Given exercise: Work through the data line by line, gathering every line that has the word "IP形象设计思路".

Stored data entries
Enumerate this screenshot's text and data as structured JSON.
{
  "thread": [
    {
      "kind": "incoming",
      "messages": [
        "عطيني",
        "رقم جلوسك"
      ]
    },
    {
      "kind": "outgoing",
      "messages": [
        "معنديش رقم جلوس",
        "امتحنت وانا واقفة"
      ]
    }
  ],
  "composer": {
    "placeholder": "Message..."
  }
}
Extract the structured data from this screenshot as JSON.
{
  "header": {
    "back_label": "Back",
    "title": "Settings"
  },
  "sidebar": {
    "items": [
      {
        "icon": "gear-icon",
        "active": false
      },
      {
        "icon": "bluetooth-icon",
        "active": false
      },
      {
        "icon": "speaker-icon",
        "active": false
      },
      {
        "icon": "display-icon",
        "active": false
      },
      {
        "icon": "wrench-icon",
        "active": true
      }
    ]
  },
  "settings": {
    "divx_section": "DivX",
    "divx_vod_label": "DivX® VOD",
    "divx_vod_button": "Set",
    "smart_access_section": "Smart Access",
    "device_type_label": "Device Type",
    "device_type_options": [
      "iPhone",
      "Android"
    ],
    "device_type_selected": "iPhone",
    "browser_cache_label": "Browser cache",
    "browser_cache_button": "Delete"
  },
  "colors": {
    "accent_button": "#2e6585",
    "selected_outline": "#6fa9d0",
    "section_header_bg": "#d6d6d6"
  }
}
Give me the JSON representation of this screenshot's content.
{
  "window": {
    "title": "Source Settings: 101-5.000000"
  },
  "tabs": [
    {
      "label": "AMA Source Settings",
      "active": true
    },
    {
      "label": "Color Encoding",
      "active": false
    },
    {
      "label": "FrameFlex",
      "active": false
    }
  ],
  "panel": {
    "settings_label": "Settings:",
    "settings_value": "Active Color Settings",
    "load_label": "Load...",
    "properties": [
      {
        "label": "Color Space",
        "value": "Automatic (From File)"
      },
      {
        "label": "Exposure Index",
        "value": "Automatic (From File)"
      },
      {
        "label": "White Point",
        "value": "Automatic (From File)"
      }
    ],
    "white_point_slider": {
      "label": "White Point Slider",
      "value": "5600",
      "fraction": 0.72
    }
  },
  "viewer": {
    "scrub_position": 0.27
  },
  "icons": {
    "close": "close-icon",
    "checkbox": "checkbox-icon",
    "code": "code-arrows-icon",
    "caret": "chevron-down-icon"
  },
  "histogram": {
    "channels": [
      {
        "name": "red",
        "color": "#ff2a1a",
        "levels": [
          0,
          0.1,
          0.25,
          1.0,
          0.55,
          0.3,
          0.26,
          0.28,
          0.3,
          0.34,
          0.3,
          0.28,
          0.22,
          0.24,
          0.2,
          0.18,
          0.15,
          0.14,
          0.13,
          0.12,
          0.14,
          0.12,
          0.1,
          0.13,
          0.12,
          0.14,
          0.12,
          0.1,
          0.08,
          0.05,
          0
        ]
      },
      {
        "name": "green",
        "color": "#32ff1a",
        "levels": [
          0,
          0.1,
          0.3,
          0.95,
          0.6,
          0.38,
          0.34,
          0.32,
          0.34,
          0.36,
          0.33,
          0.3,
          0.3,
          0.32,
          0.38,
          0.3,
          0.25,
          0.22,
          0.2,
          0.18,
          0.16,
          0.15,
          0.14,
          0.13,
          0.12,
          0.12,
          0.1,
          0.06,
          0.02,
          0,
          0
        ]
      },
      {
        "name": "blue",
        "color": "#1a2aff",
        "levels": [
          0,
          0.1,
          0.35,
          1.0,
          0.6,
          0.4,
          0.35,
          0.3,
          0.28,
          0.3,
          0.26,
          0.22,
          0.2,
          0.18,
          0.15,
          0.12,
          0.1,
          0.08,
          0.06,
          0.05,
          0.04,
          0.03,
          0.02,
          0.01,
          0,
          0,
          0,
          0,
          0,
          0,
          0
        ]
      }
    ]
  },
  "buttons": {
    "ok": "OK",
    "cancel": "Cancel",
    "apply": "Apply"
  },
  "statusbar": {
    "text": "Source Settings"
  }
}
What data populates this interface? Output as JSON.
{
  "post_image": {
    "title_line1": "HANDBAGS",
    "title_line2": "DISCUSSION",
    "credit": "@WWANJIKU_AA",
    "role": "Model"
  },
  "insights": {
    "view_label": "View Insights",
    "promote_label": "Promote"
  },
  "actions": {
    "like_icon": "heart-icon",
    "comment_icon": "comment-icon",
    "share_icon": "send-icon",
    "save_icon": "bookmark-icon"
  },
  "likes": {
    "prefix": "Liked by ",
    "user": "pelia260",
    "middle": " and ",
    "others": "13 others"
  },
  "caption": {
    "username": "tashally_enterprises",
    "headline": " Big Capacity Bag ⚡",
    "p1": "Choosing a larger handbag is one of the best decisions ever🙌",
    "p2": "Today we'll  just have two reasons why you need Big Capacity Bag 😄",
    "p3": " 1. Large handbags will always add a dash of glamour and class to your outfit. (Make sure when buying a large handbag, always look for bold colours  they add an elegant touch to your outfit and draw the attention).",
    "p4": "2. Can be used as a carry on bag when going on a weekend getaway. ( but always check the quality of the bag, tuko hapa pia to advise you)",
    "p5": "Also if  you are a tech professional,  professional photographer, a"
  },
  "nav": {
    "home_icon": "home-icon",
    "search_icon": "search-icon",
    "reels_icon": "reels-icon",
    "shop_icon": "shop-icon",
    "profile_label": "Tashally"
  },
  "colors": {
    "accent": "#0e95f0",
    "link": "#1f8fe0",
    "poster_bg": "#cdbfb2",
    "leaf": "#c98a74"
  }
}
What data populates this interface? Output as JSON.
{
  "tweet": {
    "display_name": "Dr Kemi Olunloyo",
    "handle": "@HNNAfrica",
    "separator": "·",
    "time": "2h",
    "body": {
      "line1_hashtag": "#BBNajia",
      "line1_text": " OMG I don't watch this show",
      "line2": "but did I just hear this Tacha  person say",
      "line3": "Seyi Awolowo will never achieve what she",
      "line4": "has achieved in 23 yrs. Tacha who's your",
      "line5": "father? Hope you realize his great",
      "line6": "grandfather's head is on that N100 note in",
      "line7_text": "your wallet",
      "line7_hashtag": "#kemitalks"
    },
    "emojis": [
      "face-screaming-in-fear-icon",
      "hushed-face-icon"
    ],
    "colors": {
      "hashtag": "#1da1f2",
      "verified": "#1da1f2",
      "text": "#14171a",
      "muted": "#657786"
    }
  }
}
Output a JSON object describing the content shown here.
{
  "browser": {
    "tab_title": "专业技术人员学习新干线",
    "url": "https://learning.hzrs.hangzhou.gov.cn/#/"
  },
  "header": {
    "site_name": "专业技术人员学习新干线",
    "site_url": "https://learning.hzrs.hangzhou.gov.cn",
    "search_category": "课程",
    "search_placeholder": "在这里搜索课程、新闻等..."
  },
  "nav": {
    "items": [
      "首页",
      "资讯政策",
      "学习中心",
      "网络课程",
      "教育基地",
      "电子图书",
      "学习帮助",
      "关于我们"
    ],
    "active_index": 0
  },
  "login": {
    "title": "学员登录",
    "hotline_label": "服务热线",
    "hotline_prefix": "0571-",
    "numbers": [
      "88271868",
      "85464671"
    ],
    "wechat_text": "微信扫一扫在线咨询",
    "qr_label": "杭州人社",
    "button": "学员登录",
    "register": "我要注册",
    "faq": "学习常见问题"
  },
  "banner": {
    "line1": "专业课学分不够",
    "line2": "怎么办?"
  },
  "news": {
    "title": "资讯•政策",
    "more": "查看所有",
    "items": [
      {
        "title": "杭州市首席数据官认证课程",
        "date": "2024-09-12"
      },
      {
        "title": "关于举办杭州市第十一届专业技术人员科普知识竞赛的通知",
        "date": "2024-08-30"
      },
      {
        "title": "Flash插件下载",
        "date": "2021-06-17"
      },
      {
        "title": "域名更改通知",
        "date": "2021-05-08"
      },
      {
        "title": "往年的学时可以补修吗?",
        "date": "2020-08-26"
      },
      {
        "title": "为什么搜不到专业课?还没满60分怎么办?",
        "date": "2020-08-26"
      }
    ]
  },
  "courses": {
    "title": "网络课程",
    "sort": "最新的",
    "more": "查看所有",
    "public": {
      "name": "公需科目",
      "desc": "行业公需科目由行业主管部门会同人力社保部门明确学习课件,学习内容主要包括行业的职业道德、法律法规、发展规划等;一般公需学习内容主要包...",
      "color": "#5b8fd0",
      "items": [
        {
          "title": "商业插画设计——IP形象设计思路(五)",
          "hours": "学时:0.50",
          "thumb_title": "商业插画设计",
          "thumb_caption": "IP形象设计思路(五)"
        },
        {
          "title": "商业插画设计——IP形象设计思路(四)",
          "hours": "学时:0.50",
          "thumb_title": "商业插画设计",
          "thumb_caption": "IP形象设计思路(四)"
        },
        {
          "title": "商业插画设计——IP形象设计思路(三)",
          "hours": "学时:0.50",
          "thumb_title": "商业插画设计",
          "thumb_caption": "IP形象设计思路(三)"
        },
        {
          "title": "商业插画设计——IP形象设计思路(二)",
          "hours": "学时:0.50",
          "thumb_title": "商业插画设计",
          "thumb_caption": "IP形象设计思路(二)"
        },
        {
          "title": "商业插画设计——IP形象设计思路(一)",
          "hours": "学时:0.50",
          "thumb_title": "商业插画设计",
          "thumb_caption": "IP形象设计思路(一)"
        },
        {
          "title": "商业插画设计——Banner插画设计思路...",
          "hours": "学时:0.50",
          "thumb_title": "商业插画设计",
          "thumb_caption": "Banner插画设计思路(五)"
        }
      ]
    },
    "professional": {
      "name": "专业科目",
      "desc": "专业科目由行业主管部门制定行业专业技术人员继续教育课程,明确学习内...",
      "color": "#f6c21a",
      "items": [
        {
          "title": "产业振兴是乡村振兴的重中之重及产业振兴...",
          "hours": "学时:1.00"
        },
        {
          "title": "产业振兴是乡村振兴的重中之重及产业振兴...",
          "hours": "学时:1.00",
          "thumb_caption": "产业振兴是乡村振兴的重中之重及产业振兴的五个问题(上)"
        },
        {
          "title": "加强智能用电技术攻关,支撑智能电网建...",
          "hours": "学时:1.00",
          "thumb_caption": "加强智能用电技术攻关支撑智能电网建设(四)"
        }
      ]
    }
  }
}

The response:
          "title": "商业插画设计——IP形象设计思路(五)",
          "thumb_caption": "IP形象设计思路(五)"
          "title": "商业插画设计——IP形象设计思路(四)",
          "thumb_caption": "IP形象设计思路(四)"
          "title": "商业插画设计——IP形象设计思路(三)",
          "thumb_caption": "IP形象设计思路(三)"
          "title": "商业插画设计——IP形象设计思路(二)",
          "thumb_caption": "IP形象设计思路(二)"
          "title": "商业插画设计——IP形象设计思路(一)",
          "thumb_caption": "IP形象设计思路(一)"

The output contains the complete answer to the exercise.